** START OF WORKING DATA **
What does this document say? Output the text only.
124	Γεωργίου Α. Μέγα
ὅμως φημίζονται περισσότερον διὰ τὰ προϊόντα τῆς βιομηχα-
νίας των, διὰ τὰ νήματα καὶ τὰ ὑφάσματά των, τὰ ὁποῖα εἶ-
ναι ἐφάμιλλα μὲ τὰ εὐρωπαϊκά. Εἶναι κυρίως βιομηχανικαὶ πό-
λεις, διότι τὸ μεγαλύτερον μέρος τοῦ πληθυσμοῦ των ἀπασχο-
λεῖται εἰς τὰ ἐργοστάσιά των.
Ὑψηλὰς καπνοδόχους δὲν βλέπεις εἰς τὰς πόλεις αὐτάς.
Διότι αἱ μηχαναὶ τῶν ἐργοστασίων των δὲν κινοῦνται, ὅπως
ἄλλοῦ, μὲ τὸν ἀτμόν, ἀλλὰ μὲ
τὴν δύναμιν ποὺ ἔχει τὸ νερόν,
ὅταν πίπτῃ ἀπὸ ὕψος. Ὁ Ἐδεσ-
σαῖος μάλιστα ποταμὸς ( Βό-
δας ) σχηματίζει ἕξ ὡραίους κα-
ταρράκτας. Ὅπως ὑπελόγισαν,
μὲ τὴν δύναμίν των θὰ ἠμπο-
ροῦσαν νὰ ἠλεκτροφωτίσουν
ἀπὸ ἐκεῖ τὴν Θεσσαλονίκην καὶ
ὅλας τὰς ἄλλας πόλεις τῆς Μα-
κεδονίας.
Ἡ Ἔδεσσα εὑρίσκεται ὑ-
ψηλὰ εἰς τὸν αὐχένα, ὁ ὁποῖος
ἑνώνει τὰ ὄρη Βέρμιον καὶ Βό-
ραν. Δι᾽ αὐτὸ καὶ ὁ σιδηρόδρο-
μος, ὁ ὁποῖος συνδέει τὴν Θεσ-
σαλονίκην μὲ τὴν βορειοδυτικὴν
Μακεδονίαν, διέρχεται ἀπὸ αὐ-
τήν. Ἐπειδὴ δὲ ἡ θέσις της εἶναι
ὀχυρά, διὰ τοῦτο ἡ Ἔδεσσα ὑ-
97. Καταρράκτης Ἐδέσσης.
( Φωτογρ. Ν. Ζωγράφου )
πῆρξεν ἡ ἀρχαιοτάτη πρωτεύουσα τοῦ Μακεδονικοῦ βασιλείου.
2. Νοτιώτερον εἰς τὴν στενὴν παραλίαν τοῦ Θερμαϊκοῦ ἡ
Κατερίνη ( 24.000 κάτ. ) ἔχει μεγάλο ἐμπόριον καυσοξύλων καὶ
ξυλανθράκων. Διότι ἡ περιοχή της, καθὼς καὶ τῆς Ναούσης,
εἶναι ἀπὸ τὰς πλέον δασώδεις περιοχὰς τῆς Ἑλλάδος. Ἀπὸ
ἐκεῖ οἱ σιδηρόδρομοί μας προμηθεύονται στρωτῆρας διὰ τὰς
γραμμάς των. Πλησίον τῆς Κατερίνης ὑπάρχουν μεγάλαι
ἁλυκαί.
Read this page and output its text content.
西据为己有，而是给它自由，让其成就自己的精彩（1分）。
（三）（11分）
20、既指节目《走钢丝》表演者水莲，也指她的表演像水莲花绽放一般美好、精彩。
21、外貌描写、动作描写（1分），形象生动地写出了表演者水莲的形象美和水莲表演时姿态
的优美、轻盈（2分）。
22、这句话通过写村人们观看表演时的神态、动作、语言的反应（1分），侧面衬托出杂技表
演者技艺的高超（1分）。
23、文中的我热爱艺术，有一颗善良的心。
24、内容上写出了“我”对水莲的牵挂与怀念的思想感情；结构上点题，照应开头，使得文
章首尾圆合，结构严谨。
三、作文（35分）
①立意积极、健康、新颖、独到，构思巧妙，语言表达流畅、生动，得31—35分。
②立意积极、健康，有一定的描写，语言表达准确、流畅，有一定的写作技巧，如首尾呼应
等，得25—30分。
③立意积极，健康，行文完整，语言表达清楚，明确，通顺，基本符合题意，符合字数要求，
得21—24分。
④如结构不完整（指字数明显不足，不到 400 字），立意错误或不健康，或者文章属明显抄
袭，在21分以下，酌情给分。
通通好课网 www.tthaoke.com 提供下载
** END OF WORKING DATA **
WHAT IS EXPECTED =>
Reproduce the listing above word for word.

SOLUTION =>
What does this document say? Output the text only.
124	Γεωργίου Α. Μέγα
ὅμως φημίζονται περισσότερον διὰ τὰ προϊόντα τῆς βιομηχα-
νίας των, διὰ τὰ νήματα καὶ τὰ ὑφάσματά των, τὰ ὁποῖα εἶ-
ναι ἐφάμιλλα μὲ τὰ εὐρωπαϊκά. Εἶναι κυρίως βιομηχανικαὶ πό-
λεις, διότι τὸ μεγαλύτερον μέρος τοῦ πληθυσμοῦ των ἀπασχο-
λεῖται εἰς τὰ ἐργοστάσιά των.
Ὑψηλὰς καπνοδόχους δὲν βλέπεις εἰς τὰς πόλεις αὐτάς.
Διότι αἱ μηχαναὶ τῶν ἐργοστασίων των δὲν κινοῦνται, ὅπως
ἄλλοῦ, μὲ τὸν ἀτμόν, ἀλλὰ μὲ
τὴν δύναμιν ποὺ ἔχει τὸ νερόν,
ὅταν πίπτῃ ἀπὸ ὕψος. Ὁ Ἐδεσ-
σαῖος μάλιστα ποταμὸς ( Βό-
δας ) σχηματίζει ἕξ ὡραίους κα-
ταρράκτας. Ὅπως ὑπελόγισαν,
μὲ τὴν δύναμίν των θὰ ἠμπο-
ροῦσαν νὰ ἠλεκτροφωτίσουν
ἀπὸ ἐκεῖ τὴν Θεσσαλονίκην καὶ
ὅλας τὰς ἄλλας πόλεις τῆς Μα-
κεδονίας.
Ἡ Ἔδεσσα εὑρίσκεται ὑ-
ψηλὰ εἰς τὸν αὐχένα, ὁ ὁποῖος
ἑνώνει τὰ ὄρη Βέρμιον καὶ Βό-
ραν. Δι᾽ αὐτὸ καὶ ὁ σιδηρόδρο-
μος, ὁ ὁποῖος συνδέει τὴν Θεσ-
σαλονίκην μὲ τὴν βορειοδυτικὴν
Μακεδονίαν, διέρχεται ἀπὸ αὐ-
τήν. Ἐπειδὴ δὲ ἡ θέσις της εἶναι
ὀχυρά, διὰ τοῦτο ἡ Ἔδεσσα ὑ-
97. Καταρράκτης Ἐδέσσης.
( Φωτογρ. Ν. Ζωγράφου )
πῆρξεν ἡ ἀρχαιοτάτη πρωτεύουσα τοῦ Μακεδονικοῦ βασιλείου.
2. Νοτιώτερον εἰς τὴν στενὴν παραλίαν τοῦ Θερμαϊκοῦ ἡ
Κατερίνη ( 24.000 κάτ. ) ἔχει μεγάλο ἐμπόριον καυσοξύλων καὶ
ξυλανθράκων. Διότι ἡ περιοχή της, καθὼς καὶ τῆς Ναούσης,
εἶναι ἀπὸ τὰς πλέον δασώδεις περιοχὰς τῆς Ἑλλάδος. Ἀπὸ
ἐκεῖ οἱ σιδηρόδρομοί μας προμηθεύονται στρωτῆρας διὰ τὰς
γραμμάς των. Πλησίον τῆς Κατερίνης ὑπάρχουν μεγάλαι
ἁλυκαί.
Read this page and output its text content.
西据为己有，而是给它自由，让其成就自己的精彩（1分）。
（三）（11分）
20、既指节目《走钢丝》表演者水莲，也指她的表演像水莲花绽放一般美好、精彩。
21、外貌描写、动作描写（1分），形象生动地写出了表演者水莲的形象美和水莲表演时姿态
的优美、轻盈（2分）。
22、这句话通过写村人们观看表演时的神态、动作、语言的反应（1分），侧面衬托出杂技表
演者技艺的高超（1分）。
23、文中的我热爱艺术，有一颗善良的心。
24、内容上写出了“我”对水莲的牵挂与怀念的思想感情；结构上点题，照应开头，使得文
章首尾圆合，结构严谨。
三、作文（35分）
①立意积极、健康、新颖、独到，构思巧妙，语言表达流畅、生动，得31—35分。
②立意积极、健康，有一定的描写，语言表达准确、流畅，有一定的写作技巧，如首尾呼应
等，得25—30分。
③立意积极，健康，行文完整，语言表达清楚，明确，通顺，基本符合题意，符合字数要求，
得21—24分。
④如结构不完整（指字数明显不足，不到 400 字），立意错误或不健康，或者文章属明显抄
袭，在21分以下，酌情给分。
通通好课网 www.tthaoke.com 提供下载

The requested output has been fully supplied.